───── ENTRIES SHOWN

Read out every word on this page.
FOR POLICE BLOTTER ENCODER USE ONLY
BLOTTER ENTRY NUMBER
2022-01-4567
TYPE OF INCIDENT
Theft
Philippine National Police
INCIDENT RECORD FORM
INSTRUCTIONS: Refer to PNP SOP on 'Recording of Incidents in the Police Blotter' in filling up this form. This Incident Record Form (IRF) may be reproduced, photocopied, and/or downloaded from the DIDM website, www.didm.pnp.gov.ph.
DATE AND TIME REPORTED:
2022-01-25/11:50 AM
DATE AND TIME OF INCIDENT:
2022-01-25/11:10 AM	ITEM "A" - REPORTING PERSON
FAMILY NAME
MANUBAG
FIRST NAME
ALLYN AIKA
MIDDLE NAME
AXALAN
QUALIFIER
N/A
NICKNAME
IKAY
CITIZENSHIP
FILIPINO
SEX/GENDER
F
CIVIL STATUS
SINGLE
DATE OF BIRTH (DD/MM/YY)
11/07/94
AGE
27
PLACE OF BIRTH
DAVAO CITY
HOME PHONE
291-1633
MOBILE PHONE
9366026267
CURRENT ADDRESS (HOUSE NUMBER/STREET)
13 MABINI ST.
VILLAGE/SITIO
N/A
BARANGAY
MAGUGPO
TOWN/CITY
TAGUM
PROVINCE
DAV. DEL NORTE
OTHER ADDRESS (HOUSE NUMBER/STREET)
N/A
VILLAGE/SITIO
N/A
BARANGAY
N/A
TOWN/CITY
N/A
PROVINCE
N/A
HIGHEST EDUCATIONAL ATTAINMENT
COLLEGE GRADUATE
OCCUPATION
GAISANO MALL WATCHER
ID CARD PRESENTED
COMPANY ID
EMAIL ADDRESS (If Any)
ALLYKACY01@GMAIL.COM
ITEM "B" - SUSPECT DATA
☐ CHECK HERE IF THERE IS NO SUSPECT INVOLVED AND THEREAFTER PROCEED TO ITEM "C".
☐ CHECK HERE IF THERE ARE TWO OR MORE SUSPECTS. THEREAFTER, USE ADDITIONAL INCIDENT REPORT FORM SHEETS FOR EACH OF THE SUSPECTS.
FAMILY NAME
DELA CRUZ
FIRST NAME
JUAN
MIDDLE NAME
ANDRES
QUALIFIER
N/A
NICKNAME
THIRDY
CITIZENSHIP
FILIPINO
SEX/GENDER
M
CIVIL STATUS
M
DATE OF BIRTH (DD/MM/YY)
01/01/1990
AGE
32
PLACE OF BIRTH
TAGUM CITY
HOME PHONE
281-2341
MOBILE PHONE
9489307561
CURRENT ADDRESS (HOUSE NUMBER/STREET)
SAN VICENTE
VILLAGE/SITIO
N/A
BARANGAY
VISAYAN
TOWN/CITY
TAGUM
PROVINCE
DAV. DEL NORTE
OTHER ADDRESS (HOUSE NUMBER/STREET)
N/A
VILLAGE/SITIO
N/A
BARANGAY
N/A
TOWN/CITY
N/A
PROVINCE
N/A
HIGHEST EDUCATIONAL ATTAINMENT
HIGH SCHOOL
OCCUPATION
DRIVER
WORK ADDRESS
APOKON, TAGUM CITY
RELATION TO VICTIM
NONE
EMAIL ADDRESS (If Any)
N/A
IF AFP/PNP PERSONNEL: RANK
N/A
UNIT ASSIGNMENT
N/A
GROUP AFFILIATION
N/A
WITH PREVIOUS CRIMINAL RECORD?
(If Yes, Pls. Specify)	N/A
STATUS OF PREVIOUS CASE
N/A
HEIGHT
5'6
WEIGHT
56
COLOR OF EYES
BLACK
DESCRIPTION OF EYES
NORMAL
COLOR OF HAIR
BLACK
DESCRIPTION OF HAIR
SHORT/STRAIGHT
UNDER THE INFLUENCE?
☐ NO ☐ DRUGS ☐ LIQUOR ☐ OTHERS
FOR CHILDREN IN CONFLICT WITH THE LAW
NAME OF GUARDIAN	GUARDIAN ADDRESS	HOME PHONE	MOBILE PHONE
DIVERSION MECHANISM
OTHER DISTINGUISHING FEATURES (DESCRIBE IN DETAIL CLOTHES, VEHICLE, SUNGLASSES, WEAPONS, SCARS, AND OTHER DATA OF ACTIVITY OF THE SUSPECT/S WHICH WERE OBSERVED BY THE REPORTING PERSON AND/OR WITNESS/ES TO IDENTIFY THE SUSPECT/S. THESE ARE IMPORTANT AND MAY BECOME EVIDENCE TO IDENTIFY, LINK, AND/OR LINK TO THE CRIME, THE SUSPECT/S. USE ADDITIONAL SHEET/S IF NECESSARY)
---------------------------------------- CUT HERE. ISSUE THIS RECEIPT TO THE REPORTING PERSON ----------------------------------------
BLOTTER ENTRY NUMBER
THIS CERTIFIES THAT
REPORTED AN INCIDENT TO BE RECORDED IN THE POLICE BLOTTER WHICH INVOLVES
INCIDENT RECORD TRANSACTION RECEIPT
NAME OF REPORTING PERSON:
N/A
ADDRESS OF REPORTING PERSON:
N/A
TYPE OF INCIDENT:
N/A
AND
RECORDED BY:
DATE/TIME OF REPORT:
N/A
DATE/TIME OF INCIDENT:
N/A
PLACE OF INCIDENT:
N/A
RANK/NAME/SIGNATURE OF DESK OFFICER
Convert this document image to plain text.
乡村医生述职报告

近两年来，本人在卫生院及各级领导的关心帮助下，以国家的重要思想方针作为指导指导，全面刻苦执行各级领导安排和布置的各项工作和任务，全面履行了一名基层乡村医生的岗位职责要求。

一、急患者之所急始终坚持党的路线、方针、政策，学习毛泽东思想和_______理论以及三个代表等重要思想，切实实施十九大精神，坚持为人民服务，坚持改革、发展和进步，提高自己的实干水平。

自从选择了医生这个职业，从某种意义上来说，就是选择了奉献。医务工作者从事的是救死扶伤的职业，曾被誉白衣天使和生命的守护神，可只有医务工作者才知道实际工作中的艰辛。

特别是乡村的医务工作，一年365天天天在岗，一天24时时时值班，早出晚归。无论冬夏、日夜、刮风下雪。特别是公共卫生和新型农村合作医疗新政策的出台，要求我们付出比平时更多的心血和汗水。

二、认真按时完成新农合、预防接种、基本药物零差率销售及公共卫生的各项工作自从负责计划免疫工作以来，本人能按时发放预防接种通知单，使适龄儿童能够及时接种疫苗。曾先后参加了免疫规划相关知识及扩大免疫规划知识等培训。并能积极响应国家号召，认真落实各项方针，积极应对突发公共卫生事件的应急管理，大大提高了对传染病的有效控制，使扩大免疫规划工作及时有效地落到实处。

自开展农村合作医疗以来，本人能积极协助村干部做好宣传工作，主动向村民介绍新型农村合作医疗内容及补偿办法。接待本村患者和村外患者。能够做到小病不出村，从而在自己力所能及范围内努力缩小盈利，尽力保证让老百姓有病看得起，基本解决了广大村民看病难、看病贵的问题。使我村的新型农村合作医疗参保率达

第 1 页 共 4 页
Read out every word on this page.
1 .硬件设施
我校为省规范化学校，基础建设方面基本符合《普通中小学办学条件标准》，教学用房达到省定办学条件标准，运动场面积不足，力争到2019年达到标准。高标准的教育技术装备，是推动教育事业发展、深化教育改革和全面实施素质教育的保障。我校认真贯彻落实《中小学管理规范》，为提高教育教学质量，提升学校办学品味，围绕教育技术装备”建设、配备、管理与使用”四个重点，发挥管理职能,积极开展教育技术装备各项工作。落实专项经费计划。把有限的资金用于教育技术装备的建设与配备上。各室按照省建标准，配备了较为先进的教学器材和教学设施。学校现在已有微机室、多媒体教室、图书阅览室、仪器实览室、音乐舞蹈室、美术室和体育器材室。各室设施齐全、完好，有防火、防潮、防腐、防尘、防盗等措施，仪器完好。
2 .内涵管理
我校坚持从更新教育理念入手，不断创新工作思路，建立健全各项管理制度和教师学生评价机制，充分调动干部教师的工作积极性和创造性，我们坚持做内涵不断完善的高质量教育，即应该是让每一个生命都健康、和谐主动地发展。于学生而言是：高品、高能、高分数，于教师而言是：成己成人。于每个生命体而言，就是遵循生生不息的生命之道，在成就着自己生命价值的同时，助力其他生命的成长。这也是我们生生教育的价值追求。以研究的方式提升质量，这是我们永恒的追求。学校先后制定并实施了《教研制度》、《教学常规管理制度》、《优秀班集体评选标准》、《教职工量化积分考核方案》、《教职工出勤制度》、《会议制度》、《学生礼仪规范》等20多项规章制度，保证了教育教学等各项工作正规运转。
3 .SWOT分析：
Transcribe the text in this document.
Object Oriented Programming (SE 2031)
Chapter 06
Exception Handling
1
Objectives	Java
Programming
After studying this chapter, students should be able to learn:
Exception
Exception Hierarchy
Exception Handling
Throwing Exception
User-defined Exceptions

──────────

DO THIS:
Copy out each line of the records where the string "DATA" appears.

CORRECT RESULT:
ITEM "B" - SUSPECT DATA
OTHER DISTINGUISHING FEATURES (DESCRIBE IN DETAIL CLOTHES, VEHICLE, SUNGLASSES, WEAPONS, SCARS, AND OTHER DATA OF ACTIVITY OF THE SUSPECT/S WHICH WERE OBSERVED BY THE REPORTING PERSON AND/OR WITNESS/ES TO IDENTIFY THE SUSPECT/S. THESE ARE IMPORTANT AND MAY BECOME EVIDENCE TO IDENTIFY, LINK, AND/OR LINK TO THE CRIME, THE SUSPECT/S. USE ADDITIONAL SHEET/S IF NECESSARY)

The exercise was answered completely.